### Aim of the exercise:
Repeat the records word for word, from the very start up to and including the line with "user-message-text: Sprunki is".
+--
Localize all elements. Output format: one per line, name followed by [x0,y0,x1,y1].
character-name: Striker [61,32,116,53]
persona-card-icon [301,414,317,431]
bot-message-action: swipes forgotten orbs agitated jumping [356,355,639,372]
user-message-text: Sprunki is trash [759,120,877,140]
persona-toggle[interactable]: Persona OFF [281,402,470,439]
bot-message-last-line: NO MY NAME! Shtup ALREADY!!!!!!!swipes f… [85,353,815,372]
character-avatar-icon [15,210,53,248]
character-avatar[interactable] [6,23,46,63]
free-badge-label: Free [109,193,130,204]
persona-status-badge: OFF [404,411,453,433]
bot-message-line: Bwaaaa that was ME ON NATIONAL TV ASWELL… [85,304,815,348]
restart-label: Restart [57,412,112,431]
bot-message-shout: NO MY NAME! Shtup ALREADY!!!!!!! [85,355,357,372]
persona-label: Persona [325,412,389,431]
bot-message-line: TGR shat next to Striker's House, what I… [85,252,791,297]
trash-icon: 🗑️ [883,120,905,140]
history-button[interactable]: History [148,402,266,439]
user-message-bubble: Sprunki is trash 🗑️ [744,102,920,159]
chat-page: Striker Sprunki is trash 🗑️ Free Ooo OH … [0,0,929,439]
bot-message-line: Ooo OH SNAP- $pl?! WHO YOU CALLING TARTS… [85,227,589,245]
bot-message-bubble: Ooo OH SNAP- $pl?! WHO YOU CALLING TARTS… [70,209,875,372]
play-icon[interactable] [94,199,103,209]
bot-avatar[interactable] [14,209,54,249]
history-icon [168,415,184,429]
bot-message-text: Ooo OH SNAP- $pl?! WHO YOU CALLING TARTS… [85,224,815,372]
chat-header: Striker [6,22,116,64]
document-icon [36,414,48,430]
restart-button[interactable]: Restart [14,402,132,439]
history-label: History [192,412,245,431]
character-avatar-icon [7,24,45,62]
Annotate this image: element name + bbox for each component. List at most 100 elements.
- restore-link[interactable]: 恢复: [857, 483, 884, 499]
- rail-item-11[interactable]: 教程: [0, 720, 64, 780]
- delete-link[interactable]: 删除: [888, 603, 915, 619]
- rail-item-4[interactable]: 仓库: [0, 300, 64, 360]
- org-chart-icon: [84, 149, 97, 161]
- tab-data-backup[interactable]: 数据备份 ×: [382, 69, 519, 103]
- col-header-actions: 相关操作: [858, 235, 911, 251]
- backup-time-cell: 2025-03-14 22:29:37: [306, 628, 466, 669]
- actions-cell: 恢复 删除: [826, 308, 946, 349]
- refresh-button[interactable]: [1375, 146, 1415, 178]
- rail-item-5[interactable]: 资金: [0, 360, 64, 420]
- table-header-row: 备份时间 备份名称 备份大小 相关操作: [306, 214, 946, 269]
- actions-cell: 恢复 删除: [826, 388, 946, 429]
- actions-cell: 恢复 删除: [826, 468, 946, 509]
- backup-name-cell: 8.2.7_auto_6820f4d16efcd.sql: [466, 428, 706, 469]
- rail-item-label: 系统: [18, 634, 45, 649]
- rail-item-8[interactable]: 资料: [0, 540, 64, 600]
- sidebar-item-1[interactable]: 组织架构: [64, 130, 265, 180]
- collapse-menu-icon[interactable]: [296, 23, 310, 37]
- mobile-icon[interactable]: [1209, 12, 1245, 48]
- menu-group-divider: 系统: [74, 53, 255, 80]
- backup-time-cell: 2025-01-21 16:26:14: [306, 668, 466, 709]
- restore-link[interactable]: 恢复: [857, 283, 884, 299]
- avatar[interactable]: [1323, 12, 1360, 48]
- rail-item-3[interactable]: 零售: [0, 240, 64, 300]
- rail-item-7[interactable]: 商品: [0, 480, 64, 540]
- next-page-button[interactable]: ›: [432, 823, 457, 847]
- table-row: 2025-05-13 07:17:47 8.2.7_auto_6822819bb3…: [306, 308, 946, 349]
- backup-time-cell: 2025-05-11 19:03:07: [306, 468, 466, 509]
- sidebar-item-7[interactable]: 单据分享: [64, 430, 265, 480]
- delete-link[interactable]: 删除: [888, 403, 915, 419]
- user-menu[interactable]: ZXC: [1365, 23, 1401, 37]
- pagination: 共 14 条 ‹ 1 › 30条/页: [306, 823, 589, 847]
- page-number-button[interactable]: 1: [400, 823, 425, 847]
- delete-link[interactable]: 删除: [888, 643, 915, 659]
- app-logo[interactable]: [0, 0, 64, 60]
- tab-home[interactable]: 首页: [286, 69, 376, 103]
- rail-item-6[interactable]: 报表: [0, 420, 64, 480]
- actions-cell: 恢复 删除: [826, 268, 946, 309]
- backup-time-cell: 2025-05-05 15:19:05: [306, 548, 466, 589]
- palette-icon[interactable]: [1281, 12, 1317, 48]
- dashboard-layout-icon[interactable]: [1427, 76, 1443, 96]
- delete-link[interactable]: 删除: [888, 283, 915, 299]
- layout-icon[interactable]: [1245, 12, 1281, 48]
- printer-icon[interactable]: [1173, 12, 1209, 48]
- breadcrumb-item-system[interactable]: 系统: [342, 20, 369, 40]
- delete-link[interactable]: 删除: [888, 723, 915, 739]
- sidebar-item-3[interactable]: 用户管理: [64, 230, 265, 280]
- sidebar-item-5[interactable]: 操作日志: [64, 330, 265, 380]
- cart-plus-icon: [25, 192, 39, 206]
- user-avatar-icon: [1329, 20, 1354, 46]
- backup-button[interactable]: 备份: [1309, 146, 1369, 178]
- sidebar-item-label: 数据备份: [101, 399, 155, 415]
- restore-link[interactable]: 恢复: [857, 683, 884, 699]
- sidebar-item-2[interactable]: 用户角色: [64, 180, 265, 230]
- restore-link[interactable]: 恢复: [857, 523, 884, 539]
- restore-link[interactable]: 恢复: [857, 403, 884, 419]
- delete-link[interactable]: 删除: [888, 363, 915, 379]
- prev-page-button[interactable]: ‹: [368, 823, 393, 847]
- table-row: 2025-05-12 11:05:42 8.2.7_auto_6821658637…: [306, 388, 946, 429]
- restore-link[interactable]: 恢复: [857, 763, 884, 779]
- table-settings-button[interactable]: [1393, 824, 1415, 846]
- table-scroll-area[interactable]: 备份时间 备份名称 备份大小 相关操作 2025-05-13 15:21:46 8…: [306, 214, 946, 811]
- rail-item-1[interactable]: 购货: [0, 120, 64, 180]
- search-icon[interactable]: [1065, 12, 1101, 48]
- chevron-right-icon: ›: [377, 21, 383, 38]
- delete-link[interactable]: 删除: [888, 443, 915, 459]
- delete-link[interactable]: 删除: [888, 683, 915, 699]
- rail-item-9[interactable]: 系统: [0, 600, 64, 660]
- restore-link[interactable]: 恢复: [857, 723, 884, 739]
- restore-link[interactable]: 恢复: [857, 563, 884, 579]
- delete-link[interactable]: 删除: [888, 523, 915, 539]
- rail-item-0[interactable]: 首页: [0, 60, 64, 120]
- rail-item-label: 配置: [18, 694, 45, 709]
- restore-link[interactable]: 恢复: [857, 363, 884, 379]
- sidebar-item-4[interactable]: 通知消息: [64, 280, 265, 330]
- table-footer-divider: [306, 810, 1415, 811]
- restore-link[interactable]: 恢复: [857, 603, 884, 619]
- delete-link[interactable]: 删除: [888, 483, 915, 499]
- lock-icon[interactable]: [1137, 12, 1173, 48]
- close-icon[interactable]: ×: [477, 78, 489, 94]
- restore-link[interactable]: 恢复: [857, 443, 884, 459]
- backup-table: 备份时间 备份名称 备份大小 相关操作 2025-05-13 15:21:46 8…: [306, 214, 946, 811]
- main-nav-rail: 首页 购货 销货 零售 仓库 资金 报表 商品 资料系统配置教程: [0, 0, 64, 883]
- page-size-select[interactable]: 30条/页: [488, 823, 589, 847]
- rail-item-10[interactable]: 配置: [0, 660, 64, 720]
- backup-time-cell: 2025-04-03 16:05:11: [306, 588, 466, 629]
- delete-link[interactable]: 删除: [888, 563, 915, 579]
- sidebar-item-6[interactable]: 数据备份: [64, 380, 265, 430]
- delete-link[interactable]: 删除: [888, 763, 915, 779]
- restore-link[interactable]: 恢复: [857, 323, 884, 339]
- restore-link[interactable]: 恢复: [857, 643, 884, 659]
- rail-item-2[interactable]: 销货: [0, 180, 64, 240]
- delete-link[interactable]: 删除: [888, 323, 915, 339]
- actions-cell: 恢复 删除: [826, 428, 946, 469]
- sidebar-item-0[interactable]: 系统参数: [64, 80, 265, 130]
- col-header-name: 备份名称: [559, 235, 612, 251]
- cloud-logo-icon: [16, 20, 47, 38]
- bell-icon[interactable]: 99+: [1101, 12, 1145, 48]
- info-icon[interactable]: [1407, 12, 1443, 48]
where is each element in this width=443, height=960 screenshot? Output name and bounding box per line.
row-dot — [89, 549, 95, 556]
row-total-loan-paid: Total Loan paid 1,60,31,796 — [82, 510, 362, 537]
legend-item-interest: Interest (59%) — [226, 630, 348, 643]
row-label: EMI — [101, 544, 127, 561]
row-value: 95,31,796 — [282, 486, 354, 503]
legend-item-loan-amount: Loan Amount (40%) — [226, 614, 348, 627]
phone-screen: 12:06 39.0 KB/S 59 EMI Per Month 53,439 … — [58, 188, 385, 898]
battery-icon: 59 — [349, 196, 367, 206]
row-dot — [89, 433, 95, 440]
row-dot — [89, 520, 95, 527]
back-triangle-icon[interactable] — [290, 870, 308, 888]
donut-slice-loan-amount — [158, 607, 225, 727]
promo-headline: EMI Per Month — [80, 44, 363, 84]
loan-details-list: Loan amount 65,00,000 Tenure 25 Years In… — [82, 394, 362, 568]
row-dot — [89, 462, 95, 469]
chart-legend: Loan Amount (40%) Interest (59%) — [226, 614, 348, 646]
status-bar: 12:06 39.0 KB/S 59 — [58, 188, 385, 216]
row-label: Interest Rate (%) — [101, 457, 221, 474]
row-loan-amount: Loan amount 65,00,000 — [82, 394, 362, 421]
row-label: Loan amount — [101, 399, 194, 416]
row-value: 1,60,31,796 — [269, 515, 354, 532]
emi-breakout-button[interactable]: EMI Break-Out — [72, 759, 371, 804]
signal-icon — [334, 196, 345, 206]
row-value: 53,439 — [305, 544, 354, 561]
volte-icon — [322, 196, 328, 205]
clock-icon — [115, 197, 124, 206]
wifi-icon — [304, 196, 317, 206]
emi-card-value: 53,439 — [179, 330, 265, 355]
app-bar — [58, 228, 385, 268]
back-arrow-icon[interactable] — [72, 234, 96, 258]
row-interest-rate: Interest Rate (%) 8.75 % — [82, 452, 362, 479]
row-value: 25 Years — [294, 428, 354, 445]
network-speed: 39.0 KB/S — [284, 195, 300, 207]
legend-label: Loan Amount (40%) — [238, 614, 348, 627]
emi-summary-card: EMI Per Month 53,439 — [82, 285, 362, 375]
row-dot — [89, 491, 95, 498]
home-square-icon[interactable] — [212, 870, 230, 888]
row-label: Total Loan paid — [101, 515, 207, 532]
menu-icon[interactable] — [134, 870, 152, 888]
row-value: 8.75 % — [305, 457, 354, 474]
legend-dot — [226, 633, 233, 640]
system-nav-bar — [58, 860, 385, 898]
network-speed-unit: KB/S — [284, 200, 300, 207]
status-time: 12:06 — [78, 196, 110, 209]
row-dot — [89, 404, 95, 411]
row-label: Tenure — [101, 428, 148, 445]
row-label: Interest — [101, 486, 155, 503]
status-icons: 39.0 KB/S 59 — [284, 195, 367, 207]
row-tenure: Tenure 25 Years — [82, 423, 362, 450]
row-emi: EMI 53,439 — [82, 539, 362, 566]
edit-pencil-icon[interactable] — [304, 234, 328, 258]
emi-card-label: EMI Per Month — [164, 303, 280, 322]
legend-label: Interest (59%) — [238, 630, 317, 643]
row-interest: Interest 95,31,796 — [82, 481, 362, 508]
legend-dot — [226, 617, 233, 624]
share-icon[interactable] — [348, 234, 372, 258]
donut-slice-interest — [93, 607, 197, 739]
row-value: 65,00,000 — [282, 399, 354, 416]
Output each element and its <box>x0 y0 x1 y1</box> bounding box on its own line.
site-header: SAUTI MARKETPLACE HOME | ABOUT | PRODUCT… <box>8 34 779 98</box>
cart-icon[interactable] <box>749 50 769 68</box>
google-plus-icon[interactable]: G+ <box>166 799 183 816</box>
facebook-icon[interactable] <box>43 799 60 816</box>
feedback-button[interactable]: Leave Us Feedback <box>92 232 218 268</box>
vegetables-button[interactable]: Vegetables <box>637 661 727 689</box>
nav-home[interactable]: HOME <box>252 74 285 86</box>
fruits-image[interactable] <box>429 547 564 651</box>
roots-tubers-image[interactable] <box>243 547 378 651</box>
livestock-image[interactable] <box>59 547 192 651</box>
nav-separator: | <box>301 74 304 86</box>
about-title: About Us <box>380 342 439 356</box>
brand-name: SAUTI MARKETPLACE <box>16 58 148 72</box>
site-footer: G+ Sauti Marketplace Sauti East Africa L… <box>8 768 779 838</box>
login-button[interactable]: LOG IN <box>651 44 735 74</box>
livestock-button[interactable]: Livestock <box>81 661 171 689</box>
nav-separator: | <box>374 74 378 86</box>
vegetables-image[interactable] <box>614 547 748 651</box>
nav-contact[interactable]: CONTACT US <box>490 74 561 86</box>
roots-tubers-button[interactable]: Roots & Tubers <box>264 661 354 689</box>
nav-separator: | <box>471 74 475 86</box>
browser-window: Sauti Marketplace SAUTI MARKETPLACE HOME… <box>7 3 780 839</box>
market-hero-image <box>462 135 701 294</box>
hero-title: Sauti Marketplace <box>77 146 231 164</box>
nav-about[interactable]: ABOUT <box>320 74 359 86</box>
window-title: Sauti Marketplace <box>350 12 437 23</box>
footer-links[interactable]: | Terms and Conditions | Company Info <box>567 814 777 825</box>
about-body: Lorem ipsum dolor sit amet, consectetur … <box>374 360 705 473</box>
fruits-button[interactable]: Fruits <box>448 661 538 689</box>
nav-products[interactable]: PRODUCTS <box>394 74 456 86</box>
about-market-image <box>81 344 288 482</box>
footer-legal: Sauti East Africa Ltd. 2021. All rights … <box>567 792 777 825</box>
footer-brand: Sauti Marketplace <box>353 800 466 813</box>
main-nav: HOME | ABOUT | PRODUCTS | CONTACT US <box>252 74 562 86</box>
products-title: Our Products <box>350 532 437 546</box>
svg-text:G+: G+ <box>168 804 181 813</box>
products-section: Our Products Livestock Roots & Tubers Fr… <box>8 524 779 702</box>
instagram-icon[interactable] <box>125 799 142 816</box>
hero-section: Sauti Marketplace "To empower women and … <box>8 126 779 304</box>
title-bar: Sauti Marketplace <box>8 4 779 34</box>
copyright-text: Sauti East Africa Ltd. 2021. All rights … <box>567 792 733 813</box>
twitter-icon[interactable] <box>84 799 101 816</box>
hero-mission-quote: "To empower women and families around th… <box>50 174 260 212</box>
+--
### Task output:
Localize all elements. Output format: one per line, name followed by [x0,y0,x1,y1].
character-name: Striker [61,32,116,53]
persona-card-icon [301,414,317,431]
bot-message-action: swipes forgotten orbs agitated jumping [356,355,639,372]
user-message-text: Sprunki is trash [759,120,877,140]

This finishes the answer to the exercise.